→ **Task instructions**
In the records below, find each line with the word "JSON" and copy it.

→ **Given records**
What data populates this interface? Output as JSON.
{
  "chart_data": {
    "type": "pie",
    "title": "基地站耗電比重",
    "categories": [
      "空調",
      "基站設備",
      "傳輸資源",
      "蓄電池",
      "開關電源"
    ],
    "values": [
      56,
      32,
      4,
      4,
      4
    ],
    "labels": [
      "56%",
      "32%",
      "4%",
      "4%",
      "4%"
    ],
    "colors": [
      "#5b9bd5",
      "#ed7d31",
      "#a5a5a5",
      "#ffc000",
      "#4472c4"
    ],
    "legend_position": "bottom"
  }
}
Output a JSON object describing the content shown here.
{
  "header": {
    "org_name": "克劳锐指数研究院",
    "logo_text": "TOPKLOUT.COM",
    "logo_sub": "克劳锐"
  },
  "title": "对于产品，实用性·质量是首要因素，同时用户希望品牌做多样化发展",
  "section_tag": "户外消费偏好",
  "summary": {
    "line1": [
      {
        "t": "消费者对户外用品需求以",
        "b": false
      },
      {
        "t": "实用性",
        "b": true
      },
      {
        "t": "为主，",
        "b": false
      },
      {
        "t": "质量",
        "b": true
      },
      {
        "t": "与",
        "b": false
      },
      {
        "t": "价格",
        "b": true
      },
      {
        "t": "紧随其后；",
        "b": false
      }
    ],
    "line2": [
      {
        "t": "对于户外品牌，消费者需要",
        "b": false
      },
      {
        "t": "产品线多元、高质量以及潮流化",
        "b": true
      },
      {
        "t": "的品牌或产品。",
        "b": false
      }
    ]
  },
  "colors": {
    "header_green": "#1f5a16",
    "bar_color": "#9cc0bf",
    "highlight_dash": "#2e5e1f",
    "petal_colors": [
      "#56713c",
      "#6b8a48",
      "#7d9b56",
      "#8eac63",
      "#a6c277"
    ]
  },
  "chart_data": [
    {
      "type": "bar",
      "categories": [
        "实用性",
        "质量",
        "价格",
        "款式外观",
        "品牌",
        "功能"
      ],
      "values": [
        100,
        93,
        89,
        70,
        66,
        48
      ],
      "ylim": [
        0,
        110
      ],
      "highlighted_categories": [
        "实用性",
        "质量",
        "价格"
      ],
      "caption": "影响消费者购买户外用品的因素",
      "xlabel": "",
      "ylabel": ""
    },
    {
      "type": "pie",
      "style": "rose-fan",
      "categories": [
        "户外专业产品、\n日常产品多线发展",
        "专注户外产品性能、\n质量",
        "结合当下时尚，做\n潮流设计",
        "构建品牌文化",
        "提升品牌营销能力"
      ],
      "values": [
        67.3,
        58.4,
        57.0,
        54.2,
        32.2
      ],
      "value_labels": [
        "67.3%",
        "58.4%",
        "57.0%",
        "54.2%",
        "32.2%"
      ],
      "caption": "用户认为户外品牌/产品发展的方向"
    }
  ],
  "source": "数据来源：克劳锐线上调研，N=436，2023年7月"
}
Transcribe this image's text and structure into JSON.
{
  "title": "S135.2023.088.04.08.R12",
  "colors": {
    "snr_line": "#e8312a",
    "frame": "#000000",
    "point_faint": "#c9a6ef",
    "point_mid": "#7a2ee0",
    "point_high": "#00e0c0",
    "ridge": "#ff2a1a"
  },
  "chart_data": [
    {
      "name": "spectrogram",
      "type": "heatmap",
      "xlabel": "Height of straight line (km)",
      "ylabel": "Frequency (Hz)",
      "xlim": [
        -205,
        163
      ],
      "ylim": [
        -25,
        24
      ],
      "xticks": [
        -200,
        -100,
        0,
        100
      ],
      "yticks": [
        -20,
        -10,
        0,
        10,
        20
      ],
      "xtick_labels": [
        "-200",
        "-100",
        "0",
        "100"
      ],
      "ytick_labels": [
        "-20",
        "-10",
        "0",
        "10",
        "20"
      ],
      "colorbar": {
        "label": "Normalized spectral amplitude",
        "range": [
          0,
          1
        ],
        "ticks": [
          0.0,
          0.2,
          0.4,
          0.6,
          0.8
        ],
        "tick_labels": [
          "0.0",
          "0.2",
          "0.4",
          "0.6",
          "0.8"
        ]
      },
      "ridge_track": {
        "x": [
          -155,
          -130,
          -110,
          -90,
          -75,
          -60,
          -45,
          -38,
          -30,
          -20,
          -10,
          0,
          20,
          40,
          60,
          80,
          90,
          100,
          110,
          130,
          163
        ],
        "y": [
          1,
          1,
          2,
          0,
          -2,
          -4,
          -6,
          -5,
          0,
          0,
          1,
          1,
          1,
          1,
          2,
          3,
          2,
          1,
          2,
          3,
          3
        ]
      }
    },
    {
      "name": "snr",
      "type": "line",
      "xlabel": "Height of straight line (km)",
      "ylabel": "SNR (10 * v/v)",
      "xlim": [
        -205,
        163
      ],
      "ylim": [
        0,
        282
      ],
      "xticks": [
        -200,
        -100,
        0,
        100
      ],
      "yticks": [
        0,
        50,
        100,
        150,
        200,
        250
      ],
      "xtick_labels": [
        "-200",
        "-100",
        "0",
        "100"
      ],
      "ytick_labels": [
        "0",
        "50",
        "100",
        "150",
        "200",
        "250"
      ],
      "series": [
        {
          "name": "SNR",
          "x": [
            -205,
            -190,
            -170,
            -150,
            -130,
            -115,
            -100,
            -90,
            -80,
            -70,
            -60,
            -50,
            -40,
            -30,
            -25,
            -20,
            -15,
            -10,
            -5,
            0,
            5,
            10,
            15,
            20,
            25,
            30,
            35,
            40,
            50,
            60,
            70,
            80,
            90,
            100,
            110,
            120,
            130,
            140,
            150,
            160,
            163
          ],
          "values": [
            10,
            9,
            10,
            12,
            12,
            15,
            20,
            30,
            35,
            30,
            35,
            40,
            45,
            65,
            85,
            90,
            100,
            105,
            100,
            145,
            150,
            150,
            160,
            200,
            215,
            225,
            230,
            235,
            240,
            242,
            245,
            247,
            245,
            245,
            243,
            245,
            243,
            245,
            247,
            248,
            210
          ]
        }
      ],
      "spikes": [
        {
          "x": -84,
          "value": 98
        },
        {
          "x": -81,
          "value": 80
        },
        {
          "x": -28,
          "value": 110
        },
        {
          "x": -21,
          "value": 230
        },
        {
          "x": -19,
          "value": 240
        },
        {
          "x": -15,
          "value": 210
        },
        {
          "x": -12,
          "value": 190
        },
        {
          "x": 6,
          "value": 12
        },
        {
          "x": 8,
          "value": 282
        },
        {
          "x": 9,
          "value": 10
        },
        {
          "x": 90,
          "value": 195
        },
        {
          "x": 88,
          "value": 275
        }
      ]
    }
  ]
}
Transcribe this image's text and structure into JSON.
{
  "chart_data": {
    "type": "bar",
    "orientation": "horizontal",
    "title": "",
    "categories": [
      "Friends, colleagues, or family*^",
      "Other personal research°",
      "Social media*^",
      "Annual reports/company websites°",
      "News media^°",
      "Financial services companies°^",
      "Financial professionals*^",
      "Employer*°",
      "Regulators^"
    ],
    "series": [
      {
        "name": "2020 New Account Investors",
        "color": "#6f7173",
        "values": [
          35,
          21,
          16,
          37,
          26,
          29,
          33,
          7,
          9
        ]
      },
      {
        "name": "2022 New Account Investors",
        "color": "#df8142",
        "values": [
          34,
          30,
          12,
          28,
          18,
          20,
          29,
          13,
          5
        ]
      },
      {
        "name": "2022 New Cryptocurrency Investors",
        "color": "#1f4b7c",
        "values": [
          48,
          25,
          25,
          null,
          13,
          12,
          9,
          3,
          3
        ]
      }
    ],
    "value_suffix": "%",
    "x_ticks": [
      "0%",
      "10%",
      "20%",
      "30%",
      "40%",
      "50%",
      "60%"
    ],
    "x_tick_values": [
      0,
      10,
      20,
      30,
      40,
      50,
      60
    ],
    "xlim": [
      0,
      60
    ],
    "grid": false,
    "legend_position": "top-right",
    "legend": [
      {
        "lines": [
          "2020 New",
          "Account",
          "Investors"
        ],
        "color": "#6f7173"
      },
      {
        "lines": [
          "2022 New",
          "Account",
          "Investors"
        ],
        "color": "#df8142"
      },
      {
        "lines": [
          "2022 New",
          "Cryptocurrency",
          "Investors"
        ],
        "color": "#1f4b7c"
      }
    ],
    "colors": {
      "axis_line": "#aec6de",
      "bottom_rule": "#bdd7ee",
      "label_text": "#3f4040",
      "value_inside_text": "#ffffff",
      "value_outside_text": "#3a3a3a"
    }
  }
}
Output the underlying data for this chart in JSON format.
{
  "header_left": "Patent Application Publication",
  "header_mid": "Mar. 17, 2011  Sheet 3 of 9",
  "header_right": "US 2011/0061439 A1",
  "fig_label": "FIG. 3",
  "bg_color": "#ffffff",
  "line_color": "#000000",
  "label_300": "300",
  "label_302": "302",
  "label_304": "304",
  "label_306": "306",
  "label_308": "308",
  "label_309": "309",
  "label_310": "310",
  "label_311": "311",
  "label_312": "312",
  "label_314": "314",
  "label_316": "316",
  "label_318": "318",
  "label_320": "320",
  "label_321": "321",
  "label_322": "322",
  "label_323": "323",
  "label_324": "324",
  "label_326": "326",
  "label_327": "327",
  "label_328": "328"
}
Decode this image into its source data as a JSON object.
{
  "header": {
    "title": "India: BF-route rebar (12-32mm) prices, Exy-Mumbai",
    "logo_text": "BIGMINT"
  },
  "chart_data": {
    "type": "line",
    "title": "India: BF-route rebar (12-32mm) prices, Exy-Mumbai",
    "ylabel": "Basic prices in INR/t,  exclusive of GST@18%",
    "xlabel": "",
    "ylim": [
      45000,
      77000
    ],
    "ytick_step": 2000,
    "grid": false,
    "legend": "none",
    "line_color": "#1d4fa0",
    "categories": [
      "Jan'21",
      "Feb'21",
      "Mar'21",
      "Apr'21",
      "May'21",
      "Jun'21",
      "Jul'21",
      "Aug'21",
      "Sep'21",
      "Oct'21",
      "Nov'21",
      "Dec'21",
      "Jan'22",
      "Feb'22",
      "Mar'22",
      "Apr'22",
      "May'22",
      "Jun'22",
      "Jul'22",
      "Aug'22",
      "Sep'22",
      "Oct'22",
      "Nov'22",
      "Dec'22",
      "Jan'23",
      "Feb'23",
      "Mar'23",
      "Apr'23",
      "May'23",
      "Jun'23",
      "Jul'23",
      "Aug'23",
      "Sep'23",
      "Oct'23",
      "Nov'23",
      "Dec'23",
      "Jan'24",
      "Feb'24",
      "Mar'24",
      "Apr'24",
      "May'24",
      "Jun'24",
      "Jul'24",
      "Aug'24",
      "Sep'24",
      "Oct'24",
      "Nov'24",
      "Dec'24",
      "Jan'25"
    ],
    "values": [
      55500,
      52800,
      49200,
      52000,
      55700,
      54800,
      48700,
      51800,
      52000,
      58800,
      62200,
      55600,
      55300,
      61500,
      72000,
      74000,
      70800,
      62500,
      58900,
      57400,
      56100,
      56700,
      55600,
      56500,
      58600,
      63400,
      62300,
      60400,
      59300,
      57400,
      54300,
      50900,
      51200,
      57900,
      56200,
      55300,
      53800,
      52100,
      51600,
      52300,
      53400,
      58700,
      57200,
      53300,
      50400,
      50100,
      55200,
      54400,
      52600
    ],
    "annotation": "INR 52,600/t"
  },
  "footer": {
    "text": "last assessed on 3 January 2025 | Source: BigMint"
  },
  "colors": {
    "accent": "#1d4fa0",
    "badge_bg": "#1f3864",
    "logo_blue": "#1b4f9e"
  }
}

→ **Answer**
What data populates this interface? Output as JSON.
Output a JSON object describing the content shown here.
Transcribe this image's text and structure into JSON.
Transcribe this image's text and structure into JSON.
Output the underlying data for this chart in JSON format.
Decode this image into its source data as a JSON object.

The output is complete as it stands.